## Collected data
- - - -

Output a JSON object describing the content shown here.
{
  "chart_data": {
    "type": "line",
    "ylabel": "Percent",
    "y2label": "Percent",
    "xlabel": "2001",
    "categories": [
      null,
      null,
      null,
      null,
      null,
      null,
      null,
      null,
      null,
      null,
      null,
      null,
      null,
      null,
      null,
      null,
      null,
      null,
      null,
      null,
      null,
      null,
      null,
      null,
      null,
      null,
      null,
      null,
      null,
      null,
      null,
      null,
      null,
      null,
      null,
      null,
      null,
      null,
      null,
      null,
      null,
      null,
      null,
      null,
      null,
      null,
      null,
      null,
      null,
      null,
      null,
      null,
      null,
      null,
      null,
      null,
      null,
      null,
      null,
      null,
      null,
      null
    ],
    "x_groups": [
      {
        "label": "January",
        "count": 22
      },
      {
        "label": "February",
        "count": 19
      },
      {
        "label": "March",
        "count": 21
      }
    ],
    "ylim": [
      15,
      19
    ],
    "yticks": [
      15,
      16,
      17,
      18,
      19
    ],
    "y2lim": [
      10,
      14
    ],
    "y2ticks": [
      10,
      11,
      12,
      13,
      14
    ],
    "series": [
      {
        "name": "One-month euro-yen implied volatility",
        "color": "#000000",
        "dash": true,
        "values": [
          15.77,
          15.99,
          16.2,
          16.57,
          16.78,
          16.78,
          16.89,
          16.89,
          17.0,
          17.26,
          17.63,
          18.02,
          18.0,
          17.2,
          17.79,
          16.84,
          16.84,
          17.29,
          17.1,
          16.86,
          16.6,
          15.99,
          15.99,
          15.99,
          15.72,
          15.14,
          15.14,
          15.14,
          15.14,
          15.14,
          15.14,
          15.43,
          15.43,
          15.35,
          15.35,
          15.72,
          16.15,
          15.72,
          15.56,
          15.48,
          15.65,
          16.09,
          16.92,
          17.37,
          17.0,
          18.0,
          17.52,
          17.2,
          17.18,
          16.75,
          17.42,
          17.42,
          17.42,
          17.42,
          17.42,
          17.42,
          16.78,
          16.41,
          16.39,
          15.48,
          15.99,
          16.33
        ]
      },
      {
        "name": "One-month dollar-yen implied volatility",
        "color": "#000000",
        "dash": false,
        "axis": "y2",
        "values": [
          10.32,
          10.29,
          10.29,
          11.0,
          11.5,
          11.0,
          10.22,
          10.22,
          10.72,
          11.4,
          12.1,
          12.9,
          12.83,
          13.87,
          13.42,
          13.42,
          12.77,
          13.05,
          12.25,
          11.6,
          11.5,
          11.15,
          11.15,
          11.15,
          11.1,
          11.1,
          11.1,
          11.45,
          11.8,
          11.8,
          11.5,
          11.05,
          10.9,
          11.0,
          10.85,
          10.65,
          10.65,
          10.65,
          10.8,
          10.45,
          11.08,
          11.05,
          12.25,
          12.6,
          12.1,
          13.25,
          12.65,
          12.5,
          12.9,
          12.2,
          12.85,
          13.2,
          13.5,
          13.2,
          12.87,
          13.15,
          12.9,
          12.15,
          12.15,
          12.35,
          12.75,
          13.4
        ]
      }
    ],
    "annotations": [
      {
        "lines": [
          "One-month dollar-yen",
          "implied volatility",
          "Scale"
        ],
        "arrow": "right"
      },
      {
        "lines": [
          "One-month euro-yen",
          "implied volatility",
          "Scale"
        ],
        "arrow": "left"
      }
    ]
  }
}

- - - -

## PROBLEM
Pick out, from the lines above, every one that contains the string "dollar".

## EXPECTED OUTPUT
        "name": "One-month dollar-yen implied volatility",
          "One-month dollar-yen",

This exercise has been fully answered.